# Brief:
Select and reproduce each line of the listing below that bears the string "seed".

# Items:
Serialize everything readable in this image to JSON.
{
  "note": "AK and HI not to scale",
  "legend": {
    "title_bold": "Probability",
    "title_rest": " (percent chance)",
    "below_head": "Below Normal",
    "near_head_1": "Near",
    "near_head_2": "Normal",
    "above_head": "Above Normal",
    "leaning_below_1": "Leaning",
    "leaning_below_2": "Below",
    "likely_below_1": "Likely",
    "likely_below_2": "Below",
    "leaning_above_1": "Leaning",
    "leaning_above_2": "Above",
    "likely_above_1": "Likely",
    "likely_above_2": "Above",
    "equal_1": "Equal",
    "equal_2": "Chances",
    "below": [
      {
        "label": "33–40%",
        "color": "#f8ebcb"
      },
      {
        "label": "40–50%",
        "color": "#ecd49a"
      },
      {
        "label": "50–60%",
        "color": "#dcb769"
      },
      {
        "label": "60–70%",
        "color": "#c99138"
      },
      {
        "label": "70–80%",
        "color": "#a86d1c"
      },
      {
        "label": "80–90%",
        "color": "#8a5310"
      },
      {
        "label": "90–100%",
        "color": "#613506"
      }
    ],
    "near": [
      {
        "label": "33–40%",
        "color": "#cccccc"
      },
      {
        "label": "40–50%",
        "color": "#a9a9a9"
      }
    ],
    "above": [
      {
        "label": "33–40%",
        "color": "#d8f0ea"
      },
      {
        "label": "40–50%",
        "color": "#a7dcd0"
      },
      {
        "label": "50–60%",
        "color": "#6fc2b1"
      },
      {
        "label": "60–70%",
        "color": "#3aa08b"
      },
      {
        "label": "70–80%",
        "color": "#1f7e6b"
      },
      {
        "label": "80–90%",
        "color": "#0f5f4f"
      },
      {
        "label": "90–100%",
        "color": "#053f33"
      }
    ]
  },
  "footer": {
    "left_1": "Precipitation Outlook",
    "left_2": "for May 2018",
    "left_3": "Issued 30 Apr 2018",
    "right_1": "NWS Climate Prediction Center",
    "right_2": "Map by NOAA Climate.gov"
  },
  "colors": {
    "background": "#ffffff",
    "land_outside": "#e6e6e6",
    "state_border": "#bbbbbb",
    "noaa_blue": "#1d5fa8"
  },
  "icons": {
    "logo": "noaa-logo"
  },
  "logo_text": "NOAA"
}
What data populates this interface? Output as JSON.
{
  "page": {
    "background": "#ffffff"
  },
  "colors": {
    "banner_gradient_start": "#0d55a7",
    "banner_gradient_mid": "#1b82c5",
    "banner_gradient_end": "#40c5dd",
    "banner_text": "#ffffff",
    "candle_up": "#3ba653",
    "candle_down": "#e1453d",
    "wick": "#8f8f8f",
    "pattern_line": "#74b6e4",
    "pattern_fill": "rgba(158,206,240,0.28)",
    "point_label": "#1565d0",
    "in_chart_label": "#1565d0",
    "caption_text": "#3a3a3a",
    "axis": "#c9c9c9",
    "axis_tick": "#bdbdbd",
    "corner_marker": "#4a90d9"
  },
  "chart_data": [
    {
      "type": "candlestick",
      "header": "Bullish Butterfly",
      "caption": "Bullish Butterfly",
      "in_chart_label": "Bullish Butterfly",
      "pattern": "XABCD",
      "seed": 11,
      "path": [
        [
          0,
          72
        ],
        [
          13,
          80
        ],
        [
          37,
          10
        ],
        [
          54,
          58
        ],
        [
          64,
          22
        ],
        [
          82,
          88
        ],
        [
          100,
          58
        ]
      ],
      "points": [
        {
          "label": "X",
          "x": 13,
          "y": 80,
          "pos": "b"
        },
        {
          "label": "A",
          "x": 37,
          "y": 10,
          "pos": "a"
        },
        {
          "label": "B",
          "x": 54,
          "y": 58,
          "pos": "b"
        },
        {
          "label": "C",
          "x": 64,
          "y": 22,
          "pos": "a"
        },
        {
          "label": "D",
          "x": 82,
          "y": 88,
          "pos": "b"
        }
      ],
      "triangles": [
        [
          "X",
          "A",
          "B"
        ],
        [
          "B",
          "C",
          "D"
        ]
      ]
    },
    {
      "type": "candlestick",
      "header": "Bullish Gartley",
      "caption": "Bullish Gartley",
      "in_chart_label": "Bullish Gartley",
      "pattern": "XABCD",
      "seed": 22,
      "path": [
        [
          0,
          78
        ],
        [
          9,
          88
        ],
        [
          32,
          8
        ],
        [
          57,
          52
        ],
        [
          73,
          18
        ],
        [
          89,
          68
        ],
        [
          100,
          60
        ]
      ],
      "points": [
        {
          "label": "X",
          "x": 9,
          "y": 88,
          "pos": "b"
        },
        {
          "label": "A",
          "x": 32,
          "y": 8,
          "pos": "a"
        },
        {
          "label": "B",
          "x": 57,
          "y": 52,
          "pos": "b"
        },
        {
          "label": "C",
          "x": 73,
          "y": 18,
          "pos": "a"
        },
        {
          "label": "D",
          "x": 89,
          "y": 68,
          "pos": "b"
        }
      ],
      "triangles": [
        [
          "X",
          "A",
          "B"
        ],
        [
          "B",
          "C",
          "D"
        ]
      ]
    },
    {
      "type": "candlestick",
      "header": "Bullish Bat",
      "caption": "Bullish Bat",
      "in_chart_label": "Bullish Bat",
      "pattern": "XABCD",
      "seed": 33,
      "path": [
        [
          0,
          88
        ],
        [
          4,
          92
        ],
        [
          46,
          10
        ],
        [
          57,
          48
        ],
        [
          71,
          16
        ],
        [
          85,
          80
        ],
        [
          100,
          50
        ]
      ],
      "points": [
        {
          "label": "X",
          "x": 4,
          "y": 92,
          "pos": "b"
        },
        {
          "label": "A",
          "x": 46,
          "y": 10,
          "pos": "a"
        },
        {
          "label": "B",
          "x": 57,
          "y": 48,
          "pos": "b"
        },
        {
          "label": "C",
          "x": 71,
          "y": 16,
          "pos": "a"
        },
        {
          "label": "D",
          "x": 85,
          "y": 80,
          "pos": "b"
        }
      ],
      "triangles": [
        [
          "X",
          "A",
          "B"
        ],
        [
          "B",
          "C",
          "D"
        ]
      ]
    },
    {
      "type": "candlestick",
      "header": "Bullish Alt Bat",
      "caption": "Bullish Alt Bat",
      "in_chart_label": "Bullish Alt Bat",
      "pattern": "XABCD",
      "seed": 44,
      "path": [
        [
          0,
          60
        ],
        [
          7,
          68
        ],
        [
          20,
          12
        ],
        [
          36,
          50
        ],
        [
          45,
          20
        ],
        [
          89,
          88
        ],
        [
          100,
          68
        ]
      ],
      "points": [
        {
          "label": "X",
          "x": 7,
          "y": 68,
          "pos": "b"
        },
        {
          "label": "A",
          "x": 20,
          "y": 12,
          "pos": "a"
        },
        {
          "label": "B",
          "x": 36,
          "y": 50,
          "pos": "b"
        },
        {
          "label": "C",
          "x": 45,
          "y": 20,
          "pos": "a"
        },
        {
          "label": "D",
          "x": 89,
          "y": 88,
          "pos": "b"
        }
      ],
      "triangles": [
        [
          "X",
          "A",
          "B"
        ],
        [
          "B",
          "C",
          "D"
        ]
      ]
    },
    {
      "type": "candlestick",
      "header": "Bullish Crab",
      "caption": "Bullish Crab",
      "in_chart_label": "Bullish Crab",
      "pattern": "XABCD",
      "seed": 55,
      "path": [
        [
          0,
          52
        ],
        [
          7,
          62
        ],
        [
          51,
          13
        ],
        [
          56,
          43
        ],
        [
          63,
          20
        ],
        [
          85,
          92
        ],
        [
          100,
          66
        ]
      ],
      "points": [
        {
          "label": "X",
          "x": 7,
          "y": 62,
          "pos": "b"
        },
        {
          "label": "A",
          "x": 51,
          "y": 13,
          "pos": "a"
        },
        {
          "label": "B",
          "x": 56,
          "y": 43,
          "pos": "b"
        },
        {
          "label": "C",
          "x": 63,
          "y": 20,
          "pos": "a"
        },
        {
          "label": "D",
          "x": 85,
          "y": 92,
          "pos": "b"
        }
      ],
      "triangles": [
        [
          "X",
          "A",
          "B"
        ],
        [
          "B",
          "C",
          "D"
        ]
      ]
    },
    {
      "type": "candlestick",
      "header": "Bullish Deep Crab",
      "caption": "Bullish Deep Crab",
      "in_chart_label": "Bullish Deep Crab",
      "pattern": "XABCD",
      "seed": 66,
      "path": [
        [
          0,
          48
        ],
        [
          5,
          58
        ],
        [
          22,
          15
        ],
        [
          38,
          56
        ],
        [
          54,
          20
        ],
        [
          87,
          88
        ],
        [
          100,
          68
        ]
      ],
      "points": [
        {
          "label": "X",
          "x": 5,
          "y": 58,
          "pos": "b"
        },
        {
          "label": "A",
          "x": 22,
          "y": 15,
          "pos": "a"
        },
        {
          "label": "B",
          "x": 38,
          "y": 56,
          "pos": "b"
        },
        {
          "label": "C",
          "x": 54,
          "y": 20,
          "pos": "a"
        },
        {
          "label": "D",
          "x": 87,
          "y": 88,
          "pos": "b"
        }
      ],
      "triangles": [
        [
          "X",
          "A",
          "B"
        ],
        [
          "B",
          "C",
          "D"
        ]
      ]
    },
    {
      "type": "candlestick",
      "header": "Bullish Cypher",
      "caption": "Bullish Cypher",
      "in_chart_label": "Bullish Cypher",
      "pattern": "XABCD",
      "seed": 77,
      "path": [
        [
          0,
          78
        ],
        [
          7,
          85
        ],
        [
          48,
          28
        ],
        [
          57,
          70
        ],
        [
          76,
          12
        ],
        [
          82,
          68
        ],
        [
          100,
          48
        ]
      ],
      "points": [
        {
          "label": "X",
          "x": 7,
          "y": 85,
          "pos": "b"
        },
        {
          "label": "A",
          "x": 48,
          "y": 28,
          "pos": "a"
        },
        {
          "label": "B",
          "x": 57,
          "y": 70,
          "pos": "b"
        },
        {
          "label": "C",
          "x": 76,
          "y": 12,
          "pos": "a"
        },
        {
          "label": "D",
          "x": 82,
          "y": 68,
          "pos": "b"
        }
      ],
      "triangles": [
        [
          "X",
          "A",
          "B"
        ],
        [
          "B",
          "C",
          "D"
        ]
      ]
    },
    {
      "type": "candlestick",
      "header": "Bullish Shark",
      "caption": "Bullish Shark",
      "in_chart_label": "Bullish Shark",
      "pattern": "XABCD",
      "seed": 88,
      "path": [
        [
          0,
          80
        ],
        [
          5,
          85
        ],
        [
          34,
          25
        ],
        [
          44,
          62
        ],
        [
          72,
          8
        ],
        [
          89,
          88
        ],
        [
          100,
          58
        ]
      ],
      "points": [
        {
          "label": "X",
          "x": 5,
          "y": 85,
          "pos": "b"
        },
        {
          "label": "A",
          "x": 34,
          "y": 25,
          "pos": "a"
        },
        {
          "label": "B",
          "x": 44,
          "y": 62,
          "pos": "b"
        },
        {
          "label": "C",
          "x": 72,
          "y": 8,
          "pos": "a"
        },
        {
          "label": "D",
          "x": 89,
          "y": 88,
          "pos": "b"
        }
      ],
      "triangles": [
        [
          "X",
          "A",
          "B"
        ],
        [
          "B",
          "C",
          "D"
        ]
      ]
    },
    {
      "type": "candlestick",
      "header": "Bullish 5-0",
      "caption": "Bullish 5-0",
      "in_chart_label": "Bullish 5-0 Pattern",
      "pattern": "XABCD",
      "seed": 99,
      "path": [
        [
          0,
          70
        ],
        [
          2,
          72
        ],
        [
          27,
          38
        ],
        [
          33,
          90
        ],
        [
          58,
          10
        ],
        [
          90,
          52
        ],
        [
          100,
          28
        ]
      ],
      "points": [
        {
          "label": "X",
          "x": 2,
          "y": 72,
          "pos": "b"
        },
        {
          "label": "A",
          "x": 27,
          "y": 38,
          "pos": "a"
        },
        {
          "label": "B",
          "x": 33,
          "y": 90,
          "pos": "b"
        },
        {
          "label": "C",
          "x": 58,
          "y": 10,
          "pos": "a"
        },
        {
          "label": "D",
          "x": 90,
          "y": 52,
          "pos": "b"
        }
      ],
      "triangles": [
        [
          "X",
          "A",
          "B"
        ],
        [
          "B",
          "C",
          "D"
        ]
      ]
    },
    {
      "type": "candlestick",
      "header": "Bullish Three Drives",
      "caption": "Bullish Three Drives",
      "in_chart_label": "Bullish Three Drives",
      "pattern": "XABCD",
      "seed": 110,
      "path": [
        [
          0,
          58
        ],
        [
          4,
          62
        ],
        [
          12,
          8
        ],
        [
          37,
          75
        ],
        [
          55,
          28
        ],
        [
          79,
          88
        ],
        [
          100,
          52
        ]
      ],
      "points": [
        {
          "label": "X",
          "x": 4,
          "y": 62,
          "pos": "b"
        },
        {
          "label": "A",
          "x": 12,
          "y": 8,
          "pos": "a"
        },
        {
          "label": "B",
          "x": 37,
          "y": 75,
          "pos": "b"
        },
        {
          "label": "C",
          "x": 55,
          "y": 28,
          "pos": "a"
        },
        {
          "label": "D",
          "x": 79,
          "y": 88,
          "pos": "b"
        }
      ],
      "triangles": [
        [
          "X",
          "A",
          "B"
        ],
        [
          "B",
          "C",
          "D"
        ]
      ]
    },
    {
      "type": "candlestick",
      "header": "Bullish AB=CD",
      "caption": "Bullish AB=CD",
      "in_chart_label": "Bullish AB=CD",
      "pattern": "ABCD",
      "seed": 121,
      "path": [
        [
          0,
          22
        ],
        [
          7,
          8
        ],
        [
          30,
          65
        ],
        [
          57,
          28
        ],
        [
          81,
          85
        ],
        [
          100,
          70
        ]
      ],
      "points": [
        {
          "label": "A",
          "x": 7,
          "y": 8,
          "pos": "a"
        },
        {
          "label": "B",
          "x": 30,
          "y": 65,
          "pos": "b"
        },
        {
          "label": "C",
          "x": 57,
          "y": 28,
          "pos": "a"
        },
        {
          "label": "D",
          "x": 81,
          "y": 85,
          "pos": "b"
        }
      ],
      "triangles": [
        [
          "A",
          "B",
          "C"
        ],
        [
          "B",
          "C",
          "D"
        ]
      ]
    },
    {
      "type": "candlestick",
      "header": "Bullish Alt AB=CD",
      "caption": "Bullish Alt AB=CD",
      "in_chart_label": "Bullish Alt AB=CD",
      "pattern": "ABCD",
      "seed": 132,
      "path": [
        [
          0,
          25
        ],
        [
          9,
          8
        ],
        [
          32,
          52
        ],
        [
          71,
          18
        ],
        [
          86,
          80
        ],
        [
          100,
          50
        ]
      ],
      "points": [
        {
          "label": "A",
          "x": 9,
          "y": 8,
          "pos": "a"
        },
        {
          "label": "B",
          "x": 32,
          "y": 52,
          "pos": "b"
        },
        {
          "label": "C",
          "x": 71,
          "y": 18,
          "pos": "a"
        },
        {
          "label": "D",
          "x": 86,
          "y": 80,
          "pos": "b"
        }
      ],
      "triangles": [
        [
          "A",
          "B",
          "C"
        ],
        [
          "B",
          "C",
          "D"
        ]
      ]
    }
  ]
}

# Answer in full:
      "seed": 11,
      "seed": 22,
      "seed": 33,
      "seed": 44,
      "seed": 55,
      "seed": 66,
      "seed": 77,
      "seed": 88,
      "seed": 99,
      "seed": 110,
      "seed": 121,
      "seed": 132,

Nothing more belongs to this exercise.